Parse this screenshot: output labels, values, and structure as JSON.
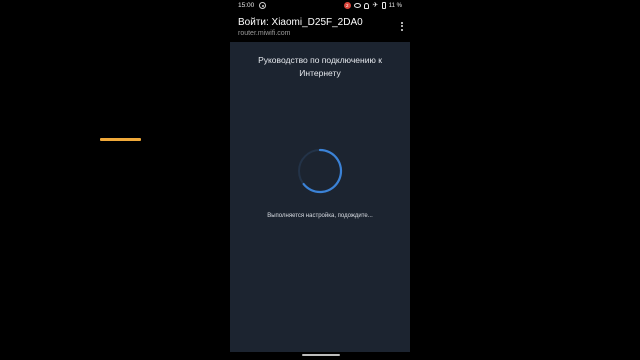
{
  "status_bar": {
    "time": "15:00",
    "notification_count": "2",
    "battery_text": "11 %"
  },
  "header": {
    "title": "Войти: Xiaomi_D25F_2DA0",
    "url": "router.miwifi.com"
  },
  "content": {
    "guide_title": "Руководство по подключению к Интернету",
    "loading_text": "Выполняется настройка, подождите..."
  },
  "colors": {
    "side_accent": "#f0a93a",
    "content_background": "#1c2430",
    "spinner": "#3b82d6"
  },
  "icons": {
    "status_left": "location-icon",
    "notification": "notification-badge",
    "eye": "eye-icon",
    "bell_off": "bell-off-icon",
    "airplane": "airplane-icon",
    "battery": "battery-icon",
    "menu": "more-vertical-icon",
    "spinner": "spinner-icon"
  }
}
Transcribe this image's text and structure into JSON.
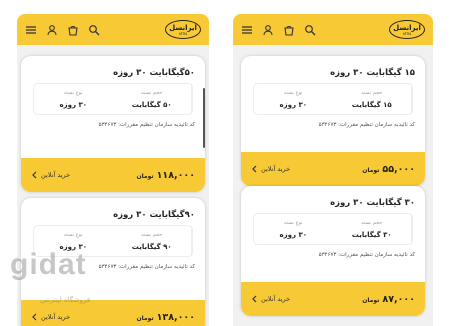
{
  "colors": {
    "accent": "#f7c934",
    "card": "#ffffff",
    "background": "#f1f1f1"
  },
  "topbar": {
    "logo_text": "ایرانسل",
    "logo_sub": "MTN",
    "icons": [
      "menu-icon",
      "user-icon",
      "basket-icon",
      "search-icon"
    ]
  },
  "left_screen": {
    "cards": [
      {
        "title": "۵۰گیگابایت ۳۰ روزه",
        "col1_header": "حجم بسته",
        "col1_value": "۵۰ گیگابایت",
        "col2_header": "نوع بسته",
        "col2_value": "۳۰ روزه",
        "code": "کد تائیدیه سازمان تنظیم مقررات: ۵۳۴۶۷۳",
        "price": "۱۱۸,۰۰۰",
        "unit": "تومان",
        "buy": "خرید آنلاین"
      },
      {
        "title": "۹۰گیگابایت ۳۰ روزه",
        "col1_header": "حجم بسته",
        "col1_value": "۹۰ گیگابایت",
        "col2_header": "نوع بسته",
        "col2_value": "۳۰ روزه",
        "code": "کد تائیدیه سازمان تنظیم مقررات: ۵۳۴۶۷۳",
        "price": "۱۳۸,۰۰۰",
        "unit": "تومان",
        "buy": "خرید آنلاین"
      }
    ]
  },
  "right_screen": {
    "cards": [
      {
        "title": "۱۵ گیگابایت ۳۰ روزه",
        "col1_header": "حجم بسته",
        "col1_value": "۱۵ گیگابایت",
        "col2_header": "نوع بسته",
        "col2_value": "۳۰ روزه",
        "code": "کد تائیدیه سازمان تنظیم مقررات: ۵۳۴۶۷۳",
        "price": "۵۵,۰۰۰",
        "unit": "تومان",
        "buy": "خرید آنلاین"
      },
      {
        "title": "۳۰ گیگابایت ۳۰ روزه",
        "col1_header": "حجم بسته",
        "col1_value": "۳۰ گیگابایت",
        "col2_header": "نوع بسته",
        "col2_value": "۳۰ روزه",
        "code": "کد تائیدیه سازمان تنظیم مقررات: ۵۳۴۶۷۳",
        "price": "۸۷,۰۰۰",
        "unit": "تومان",
        "buy": "خرید آنلاین"
      }
    ]
  },
  "watermark": {
    "brand": "gidat",
    "tagline": "فروشگاه اینترنتی"
  }
}
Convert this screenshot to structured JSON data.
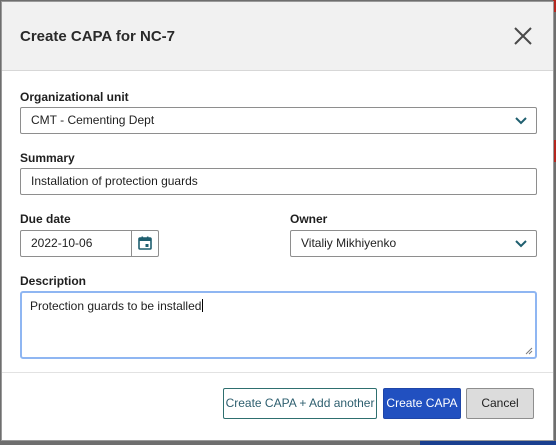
{
  "dialog": {
    "title": "Create CAPA for NC-7",
    "close_icon": "close-icon"
  },
  "fields": {
    "org_unit": {
      "label": "Organizational unit",
      "value": "CMT - Cementing Dept"
    },
    "summary": {
      "label": "Summary",
      "value": "Installation of protection guards"
    },
    "due_date": {
      "label": "Due date",
      "value": "2022-10-06",
      "icon": "calendar-icon"
    },
    "owner": {
      "label": "Owner",
      "value": "Vitaliy Mikhiyenko"
    },
    "description": {
      "label": "Description",
      "value": "Protection guards to be installed"
    }
  },
  "buttons": {
    "create_another": "Create CAPA + Add another",
    "create": "Create CAPA",
    "cancel": "Cancel"
  },
  "colors": {
    "primary": "#2150c0",
    "accent_teal": "#2e6f6f",
    "focus_border": "#8fb6f2"
  }
}
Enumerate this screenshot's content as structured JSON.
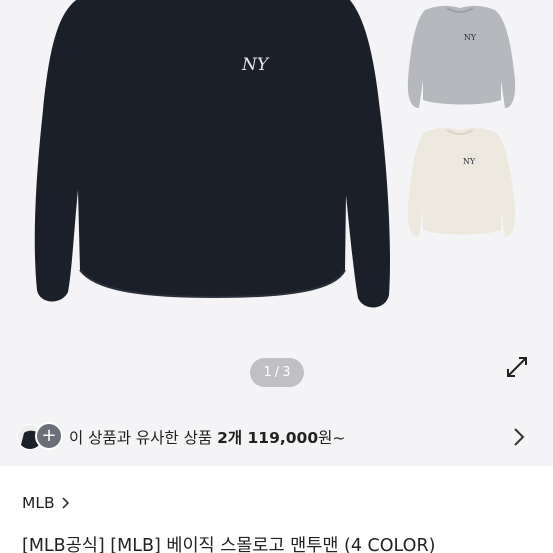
{
  "gallery": {
    "page_current": "1",
    "page_separator": "/",
    "page_total": "3",
    "logo_text": "NY",
    "colors": {
      "background": "#f4f4f6",
      "main_sweater": "#1b1f2a",
      "grey_sweater": "#b5b8bc",
      "cream_sweater": "#ece8dd",
      "logo_light": "#e9eaee"
    }
  },
  "similar_products": {
    "prefix": "이 상품과 유사한 상품 ",
    "count": "2개",
    "price": " 119,000",
    "suffix": "원~",
    "add_icon": "+"
  },
  "brand": {
    "name": "MLB"
  },
  "product": {
    "title": "[MLB공식] [MLB] 베이직 스몰로고 맨투맨 (4 COLOR)"
  }
}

Exercise details ->
Find the line containing "Enumerate this screenshot's" in the listing above. Restate it and every line after it, word for word, through the final line, leaving out the pictures.

Response for this exercise ->
Enumerate this screenshot's content as structured JSON.
{
  "gallery": {
    "page_current": "1",
    "page_separator": "/",
    "page_total": "3",
    "logo_text": "NY",
    "colors": {
      "background": "#f4f4f6",
      "main_sweater": "#1b1f2a",
      "grey_sweater": "#b5b8bc",
      "cream_sweater": "#ece8dd",
      "logo_light": "#e9eaee"
    }
  },
  "similar_products": {
    "prefix": "이 상품과 유사한 상품 ",
    "count": "2개",
    "price": " 119,000",
    "suffix": "원~",
    "add_icon": "+"
  },
  "brand": {
    "name": "MLB"
  },
  "product": {
    "title": "[MLB공식] [MLB] 베이직 스몰로고 맨투맨 (4 COLOR)"
  }
}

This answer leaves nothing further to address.